--- BEGIN Given records ---

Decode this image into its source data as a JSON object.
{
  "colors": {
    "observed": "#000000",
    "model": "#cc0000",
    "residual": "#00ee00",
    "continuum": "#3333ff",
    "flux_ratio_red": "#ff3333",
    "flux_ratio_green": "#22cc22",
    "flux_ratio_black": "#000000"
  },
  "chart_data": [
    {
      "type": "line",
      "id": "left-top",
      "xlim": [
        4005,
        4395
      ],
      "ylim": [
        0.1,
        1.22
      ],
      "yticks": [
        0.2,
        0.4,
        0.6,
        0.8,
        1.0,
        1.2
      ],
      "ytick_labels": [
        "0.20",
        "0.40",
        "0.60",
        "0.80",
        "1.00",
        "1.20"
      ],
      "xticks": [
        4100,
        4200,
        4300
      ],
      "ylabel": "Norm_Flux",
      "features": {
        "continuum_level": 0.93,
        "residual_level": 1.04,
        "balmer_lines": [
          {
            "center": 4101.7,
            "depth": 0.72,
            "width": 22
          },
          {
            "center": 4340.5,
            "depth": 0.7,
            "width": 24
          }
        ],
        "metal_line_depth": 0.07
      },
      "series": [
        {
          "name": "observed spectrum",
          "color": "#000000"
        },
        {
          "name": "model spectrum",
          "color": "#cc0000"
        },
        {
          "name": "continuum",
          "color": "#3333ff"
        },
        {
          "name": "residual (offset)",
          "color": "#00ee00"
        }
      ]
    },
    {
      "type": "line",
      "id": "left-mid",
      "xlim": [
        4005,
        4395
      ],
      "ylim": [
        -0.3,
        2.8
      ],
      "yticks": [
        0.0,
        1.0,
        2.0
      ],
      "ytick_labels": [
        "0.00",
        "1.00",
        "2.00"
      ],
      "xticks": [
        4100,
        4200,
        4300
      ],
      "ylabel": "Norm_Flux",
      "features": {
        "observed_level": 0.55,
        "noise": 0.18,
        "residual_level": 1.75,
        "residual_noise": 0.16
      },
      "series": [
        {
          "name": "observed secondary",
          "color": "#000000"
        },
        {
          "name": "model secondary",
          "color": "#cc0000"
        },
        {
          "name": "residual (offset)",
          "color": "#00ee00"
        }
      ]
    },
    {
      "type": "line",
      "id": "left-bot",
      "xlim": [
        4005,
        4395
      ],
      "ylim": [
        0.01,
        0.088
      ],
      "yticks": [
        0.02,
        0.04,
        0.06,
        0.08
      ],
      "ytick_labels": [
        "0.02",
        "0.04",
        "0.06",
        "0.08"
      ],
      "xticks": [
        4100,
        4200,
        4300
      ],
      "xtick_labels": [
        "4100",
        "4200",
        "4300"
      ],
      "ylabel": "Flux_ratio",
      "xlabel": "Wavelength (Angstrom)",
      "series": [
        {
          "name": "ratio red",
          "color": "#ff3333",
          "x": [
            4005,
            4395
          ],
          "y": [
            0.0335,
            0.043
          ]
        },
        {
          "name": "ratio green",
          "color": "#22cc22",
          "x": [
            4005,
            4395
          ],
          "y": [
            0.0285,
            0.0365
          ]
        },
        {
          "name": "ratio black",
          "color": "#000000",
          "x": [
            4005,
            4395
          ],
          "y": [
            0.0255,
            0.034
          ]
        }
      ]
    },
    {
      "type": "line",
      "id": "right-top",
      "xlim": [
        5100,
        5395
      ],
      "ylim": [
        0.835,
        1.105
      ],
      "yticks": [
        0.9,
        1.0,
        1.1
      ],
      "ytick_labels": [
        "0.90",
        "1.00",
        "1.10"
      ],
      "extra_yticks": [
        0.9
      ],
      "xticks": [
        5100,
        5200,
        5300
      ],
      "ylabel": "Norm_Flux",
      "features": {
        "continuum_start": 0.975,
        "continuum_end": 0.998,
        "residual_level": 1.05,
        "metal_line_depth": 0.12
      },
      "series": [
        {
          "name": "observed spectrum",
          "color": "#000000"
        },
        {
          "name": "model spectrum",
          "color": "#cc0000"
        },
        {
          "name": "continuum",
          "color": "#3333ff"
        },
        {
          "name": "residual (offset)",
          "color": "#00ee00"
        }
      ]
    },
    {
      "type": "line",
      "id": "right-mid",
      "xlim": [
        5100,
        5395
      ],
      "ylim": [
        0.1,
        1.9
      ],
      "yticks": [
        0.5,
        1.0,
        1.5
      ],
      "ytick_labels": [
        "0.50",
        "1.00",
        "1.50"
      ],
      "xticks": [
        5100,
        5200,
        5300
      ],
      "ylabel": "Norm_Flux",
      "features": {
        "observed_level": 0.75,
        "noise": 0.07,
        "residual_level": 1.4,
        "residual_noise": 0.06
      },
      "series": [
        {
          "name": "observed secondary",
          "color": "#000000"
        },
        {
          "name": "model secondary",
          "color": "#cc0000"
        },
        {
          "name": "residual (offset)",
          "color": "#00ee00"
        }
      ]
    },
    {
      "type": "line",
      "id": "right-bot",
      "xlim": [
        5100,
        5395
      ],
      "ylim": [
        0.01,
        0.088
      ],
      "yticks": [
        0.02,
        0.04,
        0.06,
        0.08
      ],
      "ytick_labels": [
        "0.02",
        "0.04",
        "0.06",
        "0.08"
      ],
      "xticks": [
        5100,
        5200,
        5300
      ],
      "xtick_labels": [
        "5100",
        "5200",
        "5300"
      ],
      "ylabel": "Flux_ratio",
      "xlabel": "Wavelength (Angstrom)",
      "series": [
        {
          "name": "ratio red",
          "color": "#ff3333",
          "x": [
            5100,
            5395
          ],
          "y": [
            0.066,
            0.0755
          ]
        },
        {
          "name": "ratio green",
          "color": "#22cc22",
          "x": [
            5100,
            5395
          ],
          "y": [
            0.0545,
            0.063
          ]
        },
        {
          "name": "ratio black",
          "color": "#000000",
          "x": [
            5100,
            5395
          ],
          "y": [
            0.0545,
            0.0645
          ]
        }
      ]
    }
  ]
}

--- END Given records ---

## Given problem
Print the whole listing again, exactly.

## Solution to this exercise
Decode this image into its source data as a JSON object.
{
  "colors": {
    "observed": "#000000",
    "model": "#cc0000",
    "residual": "#00ee00",
    "continuum": "#3333ff",
    "flux_ratio_red": "#ff3333",
    "flux_ratio_green": "#22cc22",
    "flux_ratio_black": "#000000"
  },
  "chart_data": [
    {
      "type": "line",
      "id": "left-top",
      "xlim": [
        4005,
        4395
      ],
      "ylim": [
        0.1,
        1.22
      ],
      "yticks": [
        0.2,
        0.4,
        0.6,
        0.8,
        1.0,
        1.2
      ],
      "ytick_labels": [
        "0.20",
        "0.40",
        "0.60",
        "0.80",
        "1.00",
        "1.20"
      ],
      "xticks": [
        4100,
        4200,
        4300
      ],
      "ylabel": "Norm_Flux",
      "features": {
        "continuum_level": 0.93,
        "residual_level": 1.04,
        "balmer_lines": [
          {
            "center": 4101.7,
            "depth": 0.72,
            "width": 22
          },
          {
            "center": 4340.5,
            "depth": 0.7,
            "width": 24
          }
        ],
        "metal_line_depth": 0.07
      },
      "series": [
        {
          "name": "observed spectrum",
          "color": "#000000"
        },
        {
          "name": "model spectrum",
          "color": "#cc0000"
        },
        {
          "name": "continuum",
          "color": "#3333ff"
        },
        {
          "name": "residual (offset)",
          "color": "#00ee00"
        }
      ]
    },
    {
      "type": "line",
      "id": "left-mid",
      "xlim": [
        4005,
        4395
      ],
      "ylim": [
        -0.3,
        2.8
      ],
      "yticks": [
        0.0,
        1.0,
        2.0
      ],
      "ytick_labels": [
        "0.00",
        "1.00",
        "2.00"
      ],
      "xticks": [
        4100,
        4200,
        4300
      ],
      "ylabel": "Norm_Flux",
      "features": {
        "observed_level": 0.55,
        "noise": 0.18,
        "residual_level": 1.75,
        "residual_noise": 0.16
      },
      "series": [
        {
          "name": "observed secondary",
          "color": "#000000"
        },
        {
          "name": "model secondary",
          "color": "#cc0000"
        },
        {
          "name": "residual (offset)",
          "color": "#00ee00"
        }
      ]
    },
    {
      "type": "line",
      "id": "left-bot",
      "xlim": [
        4005,
        4395
      ],
      "ylim": [
        0.01,
        0.088
      ],
      "yticks": [
        0.02,
        0.04,
        0.06,
        0.08
      ],
      "ytick_labels": [
        "0.02",
        "0.04",
        "0.06",
        "0.08"
      ],
      "xticks": [
        4100,
        4200,
        4300
      ],
      "xtick_labels": [
        "4100",
        "4200",
        "4300"
      ],
      "ylabel": "Flux_ratio",
      "xlabel": "Wavelength (Angstrom)",
      "series": [
        {
          "name": "ratio red",
          "color": "#ff3333",
          "x": [
            4005,
            4395
          ],
          "y": [
            0.0335,
            0.043
          ]
        },
        {
          "name": "ratio green",
          "color": "#22cc22",
          "x": [
            4005,
            4395
          ],
          "y": [
            0.0285,
            0.0365
          ]
        },
        {
          "name": "ratio black",
          "color": "#000000",
          "x": [
            4005,
            4395
          ],
          "y": [
            0.0255,
            0.034
          ]
        }
      ]
    },
    {
      "type": "line",
      "id": "right-top",
      "xlim": [
        5100,
        5395
      ],
      "ylim": [
        0.835,
        1.105
      ],
      "yticks": [
        0.9,
        1.0,
        1.1
      ],
      "ytick_labels": [
        "0.90",
        "1.00",
        "1.10"
      ],
      "extra_yticks": [
        0.9
      ],
      "xticks": [
        5100,
        5200,
        5300
      ],
      "ylabel": "Norm_Flux",
      "features": {
        "continuum_start": 0.975,
        "continuum_end": 0.998,
        "residual_level": 1.05,
        "metal_line_depth": 0.12
      },
      "series": [
        {
          "name": "observed spectrum",
          "color": "#000000"
        },
        {
          "name": "model spectrum",
          "color": "#cc0000"
        },
        {
          "name": "continuum",
          "color": "#3333ff"
        },
        {
          "name": "residual (offset)",
          "color": "#00ee00"
        }
      ]
    },
    {
      "type": "line",
      "id": "right-mid",
      "xlim": [
        5100,
        5395
      ],
      "ylim": [
        0.1,
        1.9
      ],
      "yticks": [
        0.5,
        1.0,
        1.5
      ],
      "ytick_labels": [
        "0.50",
        "1.00",
        "1.50"
      ],
      "xticks": [
        5100,
        5200,
        5300
      ],
      "ylabel": "Norm_Flux",
      "features": {
        "observed_level": 0.75,
        "noise": 0.07,
        "residual_level": 1.4,
        "residual_noise": 0.06
      },
      "series": [
        {
          "name": "observed secondary",
          "color": "#000000"
        },
        {
          "name": "model secondary",
          "color": "#cc0000"
        },
        {
          "name": "residual (offset)",
          "color": "#00ee00"
        }
      ]
    },
    {
      "type": "line",
      "id": "right-bot",
      "xlim": [
        5100,
        5395
      ],
      "ylim": [
        0.01,
        0.088
      ],
      "yticks": [
        0.02,
        0.04,
        0.06,
        0.08
      ],
      "ytick_labels": [
        "0.02",
        "0.04",
        "0.06",
        "0.08"
      ],
      "xticks": [
        5100,
        5200,
        5300
      ],
      "xtick_labels": [
        "5100",
        "5200",
        "5300"
      ],
      "ylabel": "Flux_ratio",
      "xlabel": "Wavelength (Angstrom)",
      "series": [
        {
          "name": "ratio red",
          "color": "#ff3333",
          "x": [
            5100,
            5395
          ],
          "y": [
            0.066,
            0.0755
          ]
        },
        {
          "name": "ratio green",
          "color": "#22cc22",
          "x": [
            5100,
            5395
          ],
          "y": [
            0.0545,
            0.063
          ]
        },
        {
          "name": "ratio black",
          "color": "#000000",
          "x": [
            5100,
            5395
          ],
          "y": [
            0.0545,
            0.0645
          ]
        }
      ]
    }
  ]
}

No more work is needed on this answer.